#### [Job]
Find each line with the word "sessions" and say how many there are, nothing else.

++++ Record list ++++

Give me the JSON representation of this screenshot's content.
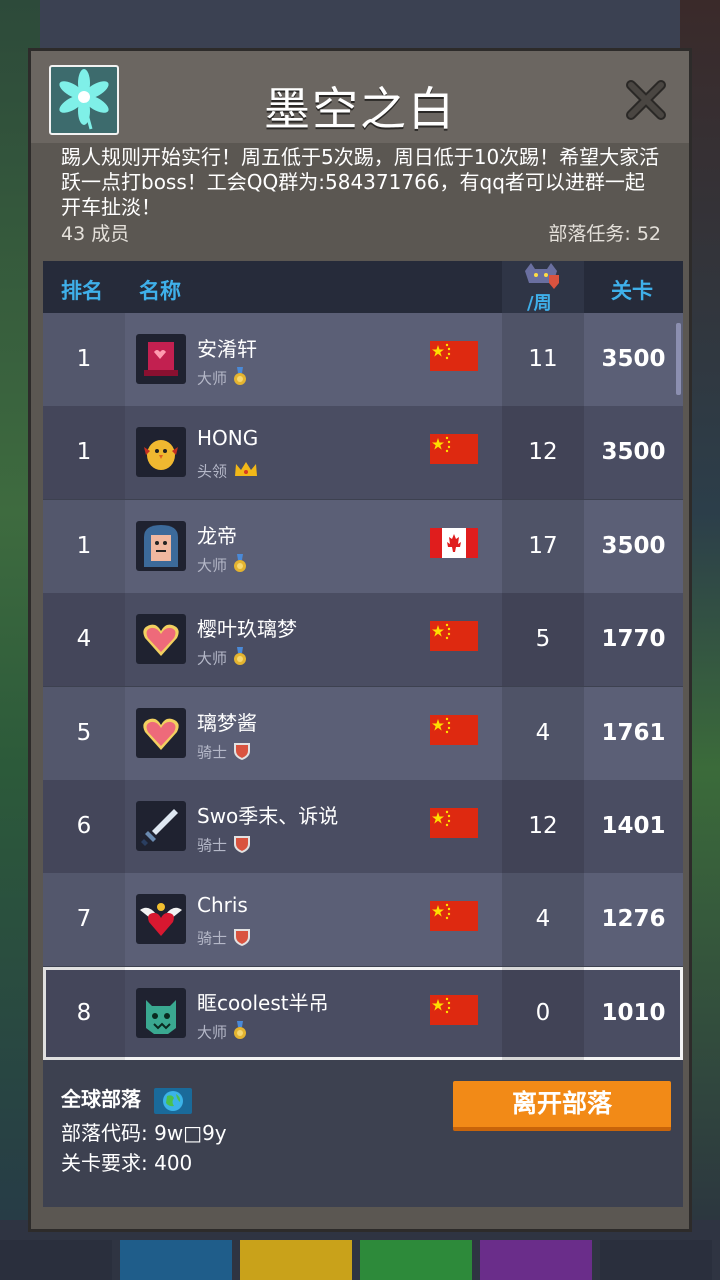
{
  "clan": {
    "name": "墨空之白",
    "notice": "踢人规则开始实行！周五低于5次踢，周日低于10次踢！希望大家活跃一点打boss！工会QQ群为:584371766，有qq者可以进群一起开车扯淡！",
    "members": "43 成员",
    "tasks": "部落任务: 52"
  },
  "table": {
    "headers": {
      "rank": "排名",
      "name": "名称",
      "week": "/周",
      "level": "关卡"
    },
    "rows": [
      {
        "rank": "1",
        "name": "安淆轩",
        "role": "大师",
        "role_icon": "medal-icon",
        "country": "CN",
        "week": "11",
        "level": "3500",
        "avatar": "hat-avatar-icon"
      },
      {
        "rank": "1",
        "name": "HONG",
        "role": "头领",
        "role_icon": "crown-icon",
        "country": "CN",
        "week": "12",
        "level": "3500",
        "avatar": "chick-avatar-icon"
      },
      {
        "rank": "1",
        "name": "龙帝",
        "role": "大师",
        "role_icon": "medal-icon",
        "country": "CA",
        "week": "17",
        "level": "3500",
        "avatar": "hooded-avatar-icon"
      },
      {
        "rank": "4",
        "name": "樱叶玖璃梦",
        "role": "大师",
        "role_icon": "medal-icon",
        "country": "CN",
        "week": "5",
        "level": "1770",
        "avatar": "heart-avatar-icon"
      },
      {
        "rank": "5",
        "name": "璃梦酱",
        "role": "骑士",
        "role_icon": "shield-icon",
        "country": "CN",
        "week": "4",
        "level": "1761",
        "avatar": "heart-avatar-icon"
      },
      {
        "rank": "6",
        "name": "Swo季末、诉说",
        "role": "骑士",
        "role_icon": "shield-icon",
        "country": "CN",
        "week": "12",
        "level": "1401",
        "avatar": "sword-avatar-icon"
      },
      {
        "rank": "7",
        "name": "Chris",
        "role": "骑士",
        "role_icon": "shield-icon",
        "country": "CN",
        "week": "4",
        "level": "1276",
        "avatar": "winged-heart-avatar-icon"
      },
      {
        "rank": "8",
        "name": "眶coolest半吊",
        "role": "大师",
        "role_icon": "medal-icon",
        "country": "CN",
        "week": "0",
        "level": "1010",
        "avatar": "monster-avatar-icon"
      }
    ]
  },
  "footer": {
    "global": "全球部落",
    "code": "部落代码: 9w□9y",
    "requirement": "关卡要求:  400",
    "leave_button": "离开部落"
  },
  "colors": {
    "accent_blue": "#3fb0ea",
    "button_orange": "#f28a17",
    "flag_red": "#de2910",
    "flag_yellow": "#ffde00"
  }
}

++++
++++ Record list ++++

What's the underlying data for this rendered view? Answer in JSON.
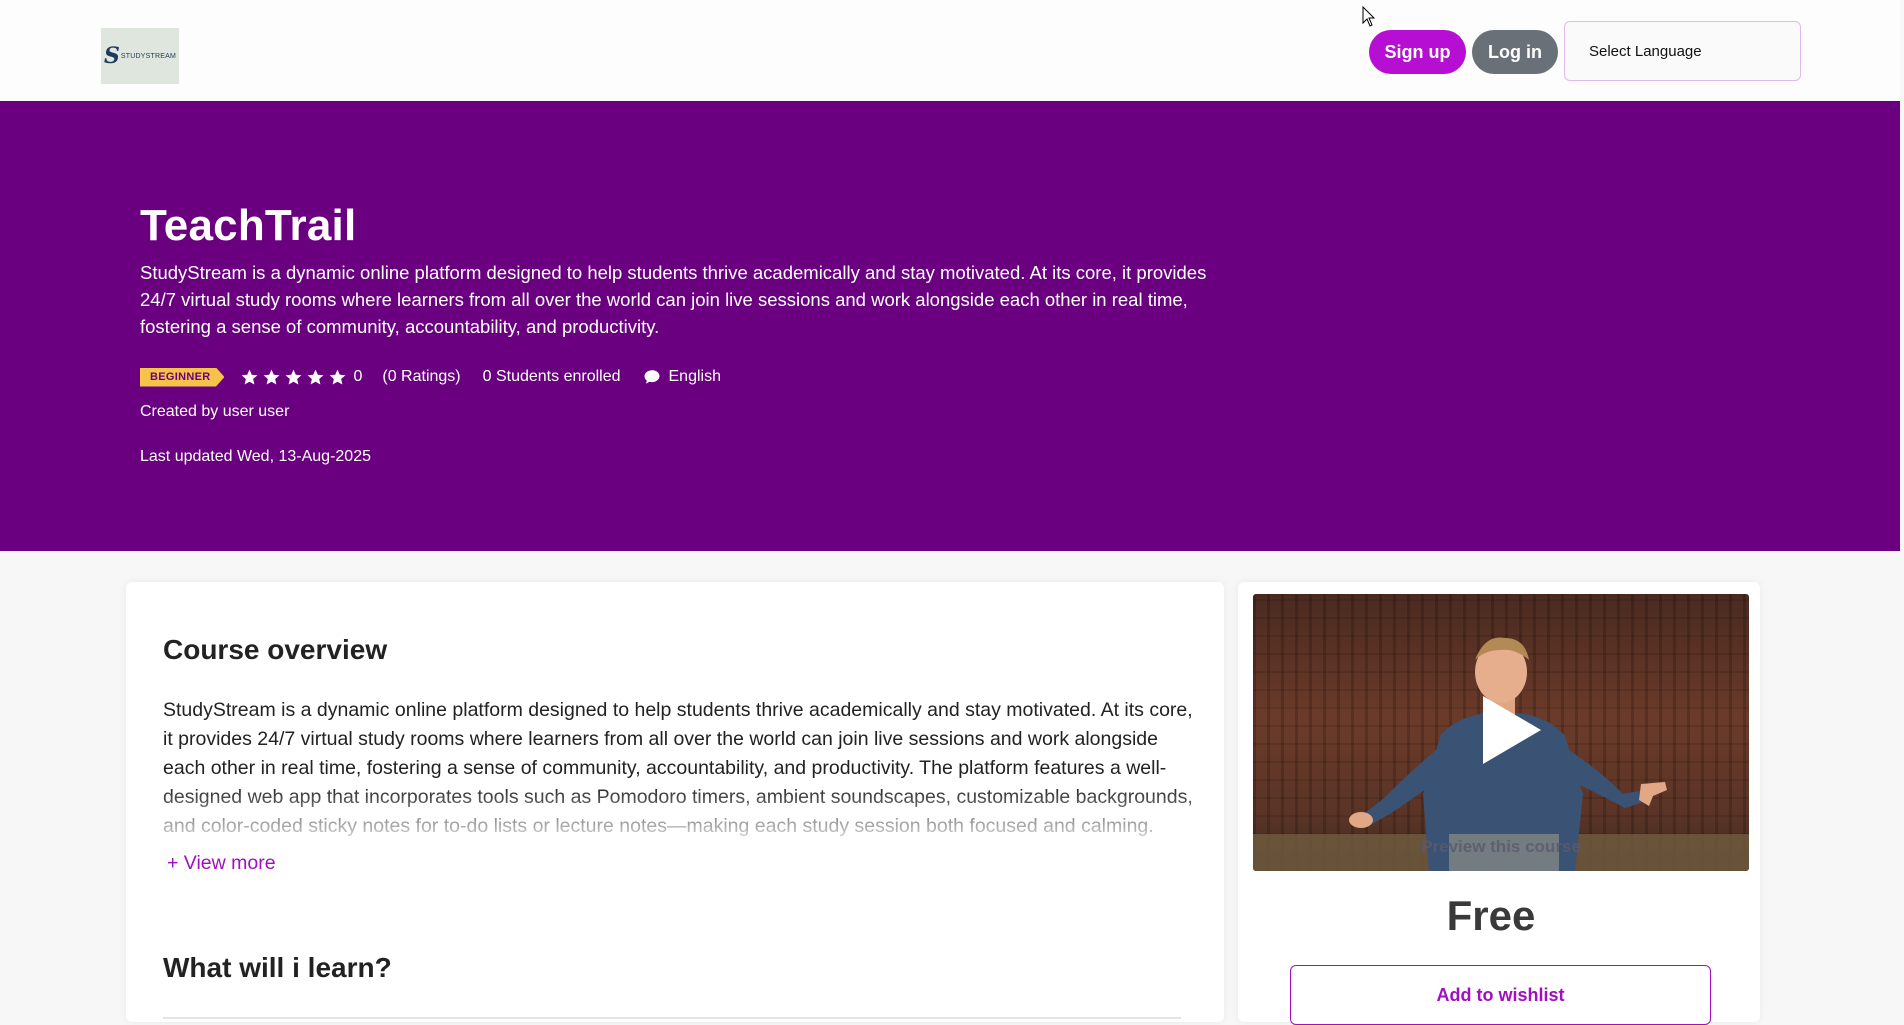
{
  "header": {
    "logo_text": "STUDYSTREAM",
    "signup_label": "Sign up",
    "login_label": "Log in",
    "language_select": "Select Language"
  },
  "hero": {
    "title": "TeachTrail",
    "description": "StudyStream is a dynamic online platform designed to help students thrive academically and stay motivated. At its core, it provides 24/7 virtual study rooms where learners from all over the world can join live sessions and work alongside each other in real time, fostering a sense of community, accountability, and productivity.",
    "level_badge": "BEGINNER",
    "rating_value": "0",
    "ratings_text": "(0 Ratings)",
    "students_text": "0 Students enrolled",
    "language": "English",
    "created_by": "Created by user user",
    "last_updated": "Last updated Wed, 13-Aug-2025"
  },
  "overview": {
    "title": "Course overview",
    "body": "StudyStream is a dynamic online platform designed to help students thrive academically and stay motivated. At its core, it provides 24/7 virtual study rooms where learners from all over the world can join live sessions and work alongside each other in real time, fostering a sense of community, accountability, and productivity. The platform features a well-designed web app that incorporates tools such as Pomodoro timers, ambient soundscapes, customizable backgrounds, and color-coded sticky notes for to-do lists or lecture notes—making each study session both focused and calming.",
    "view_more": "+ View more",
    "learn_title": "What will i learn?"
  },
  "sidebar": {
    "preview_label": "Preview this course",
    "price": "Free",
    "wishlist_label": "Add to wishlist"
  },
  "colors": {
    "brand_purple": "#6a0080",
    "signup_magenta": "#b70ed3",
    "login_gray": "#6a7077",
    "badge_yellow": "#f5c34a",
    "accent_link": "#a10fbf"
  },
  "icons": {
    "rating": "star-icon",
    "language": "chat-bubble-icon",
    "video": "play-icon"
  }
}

++++

#### [Answer to this exercise]
2